TASK DATA:
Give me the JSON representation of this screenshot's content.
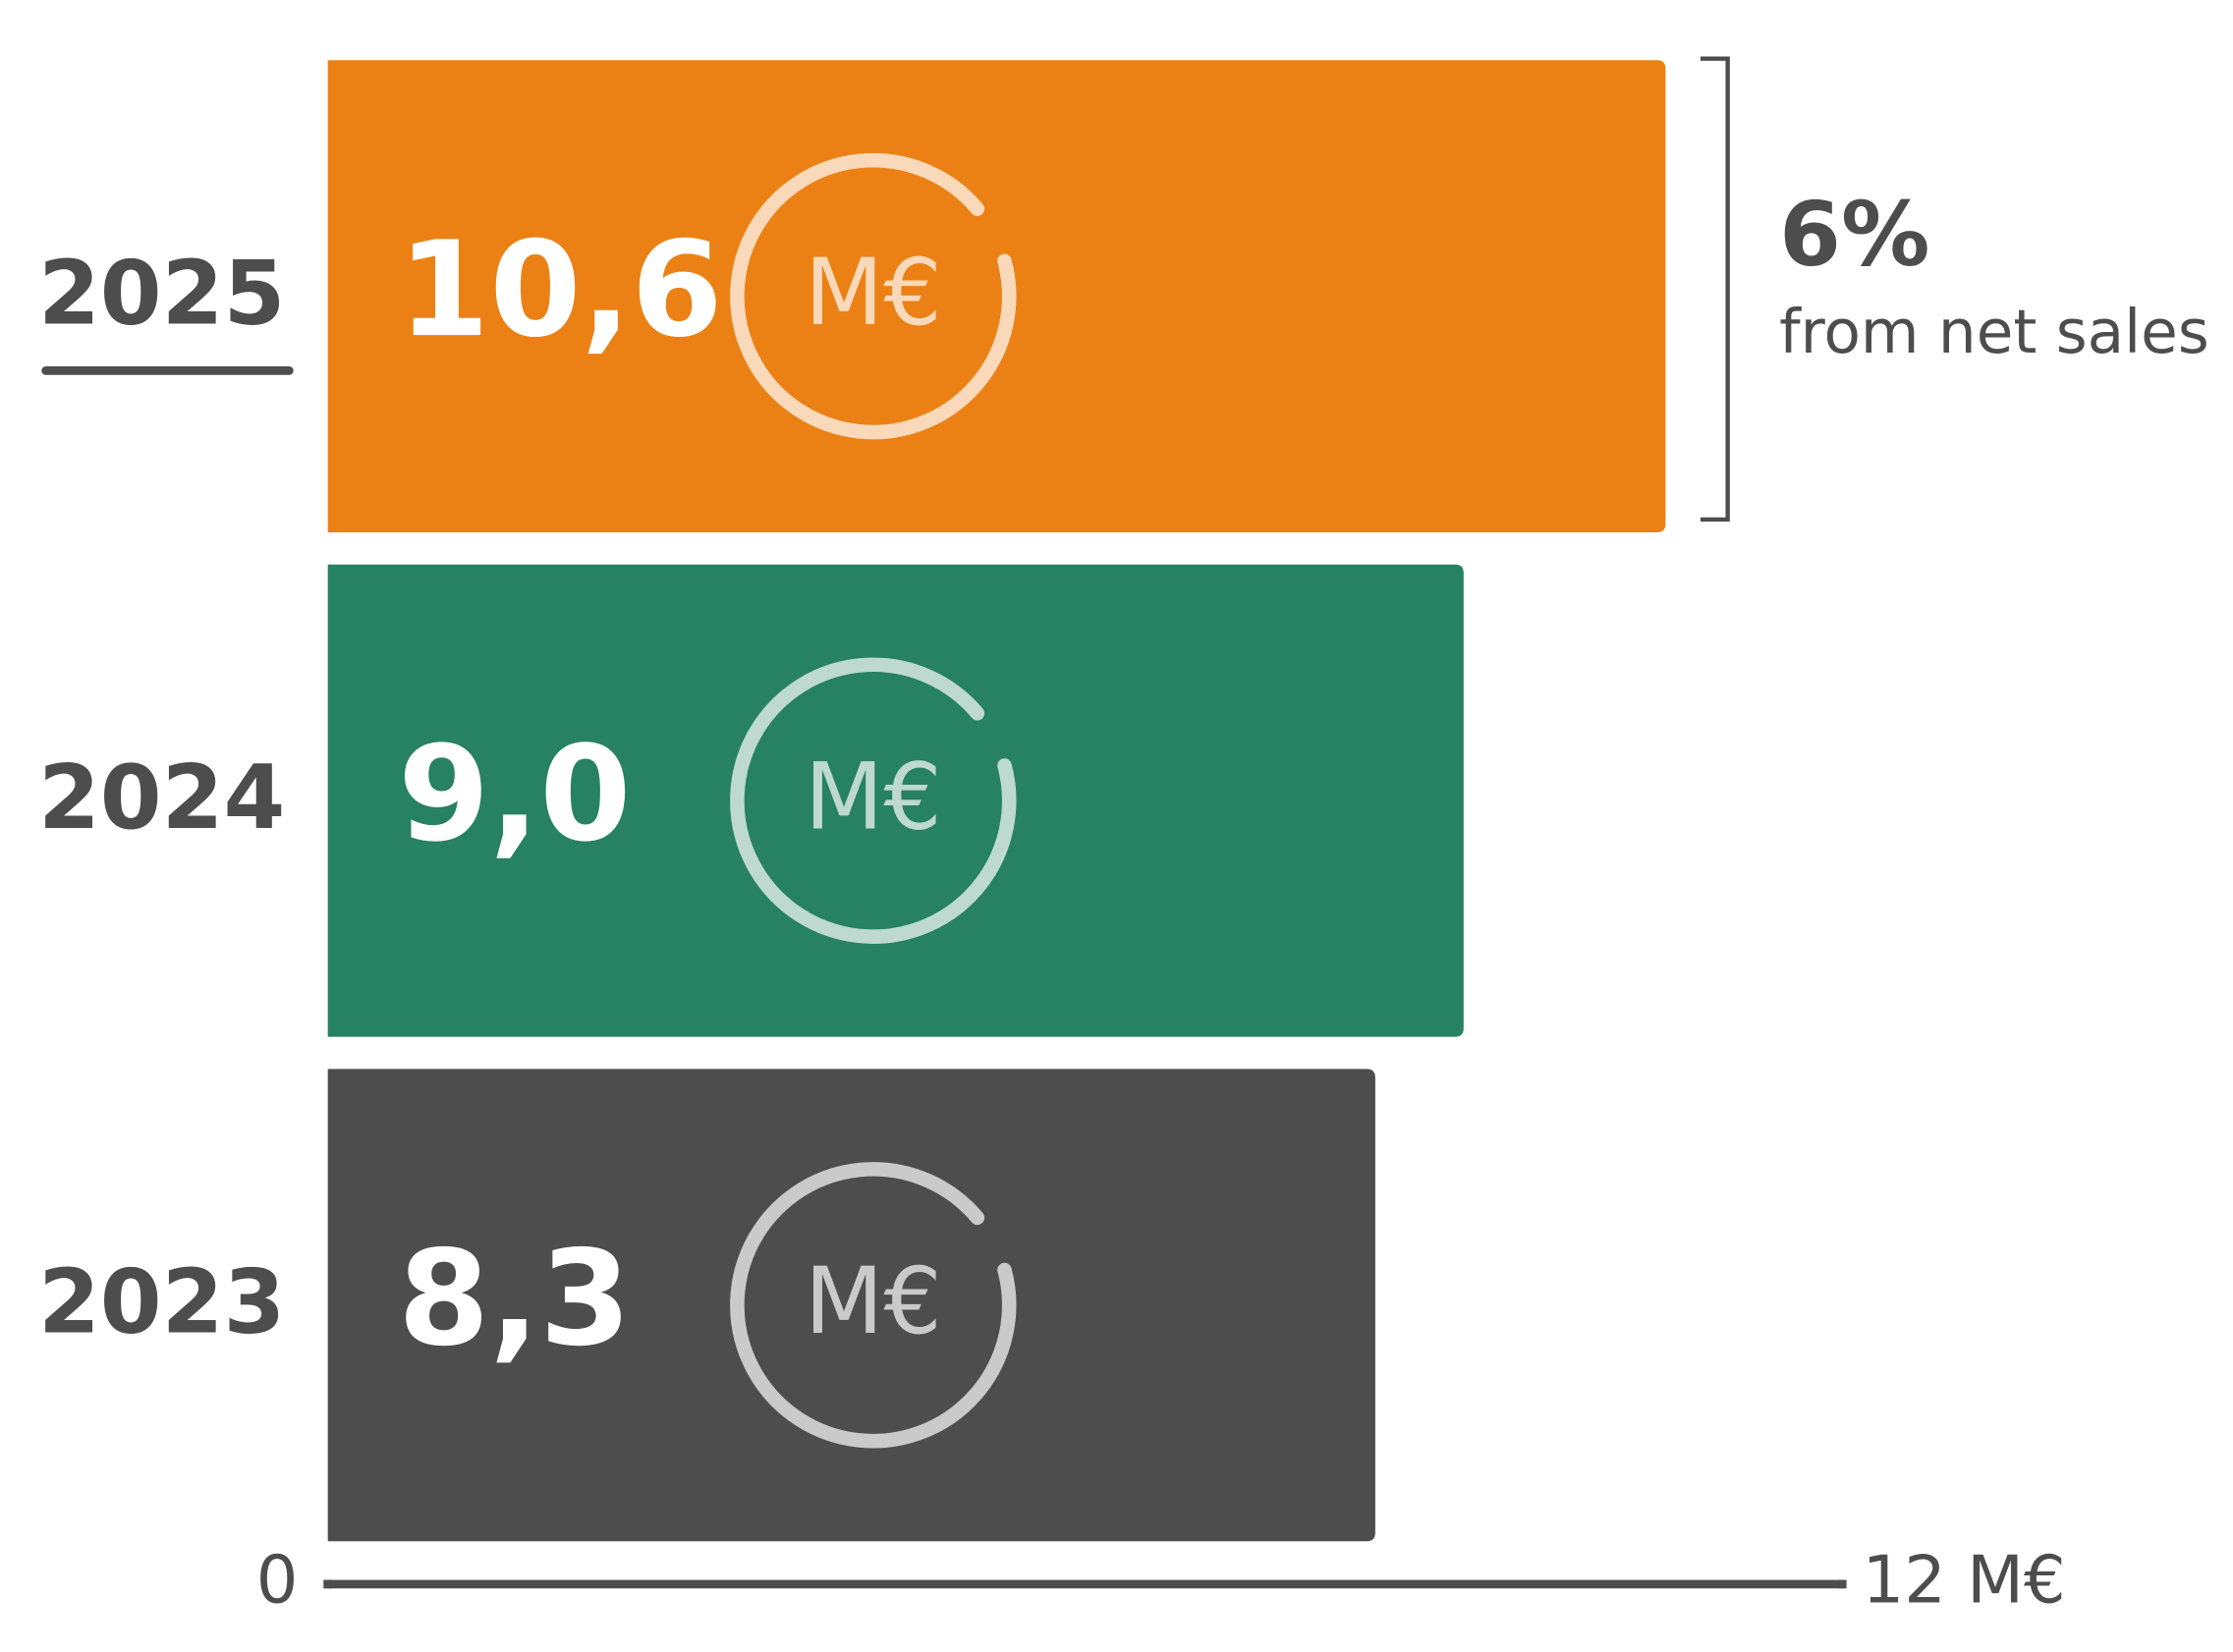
{
  "chart_data": {
    "type": "hbar",
    "categories": [
      "2025",
      "2024",
      "2023"
    ],
    "values": [
      10.6,
      9.0,
      8.3
    ],
    "value_labels": [
      "10,6",
      "9,0",
      "8,3"
    ],
    "colors": [
      "#eb8115",
      "#278163",
      "#4d4d4d"
    ],
    "unit_icon": "M€",
    "xlim": [
      0,
      12
    ],
    "xticks": [
      0,
      {
        "value": 12,
        "label": "12 M€"
      }
    ],
    "annotation": {
      "value": "6%",
      "text": "from net sales"
    }
  }
}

WHAT YOU NEED TO DO: The pictures should not be reproduced; quote all of the other material exactly.

SOLUTION BELOW:
Give me the JSON representation of this screenshot's content.
{
  "chart_data": {
    "type": "hbar",
    "categories": [
      "2025",
      "2024",
      "2023"
    ],
    "values": [
      10.6,
      9.0,
      8.3
    ],
    "value_labels": [
      "10,6",
      "9,0",
      "8,3"
    ],
    "colors": [
      "#eb8115",
      "#278163",
      "#4d4d4d"
    ],
    "unit_icon": "M€",
    "xlim": [
      0,
      12
    ],
    "xticks": [
      0,
      {
        "value": 12,
        "label": "12 M€"
      }
    ],
    "annotation": {
      "value": "6%",
      "text": "from net sales"
    }
  }
}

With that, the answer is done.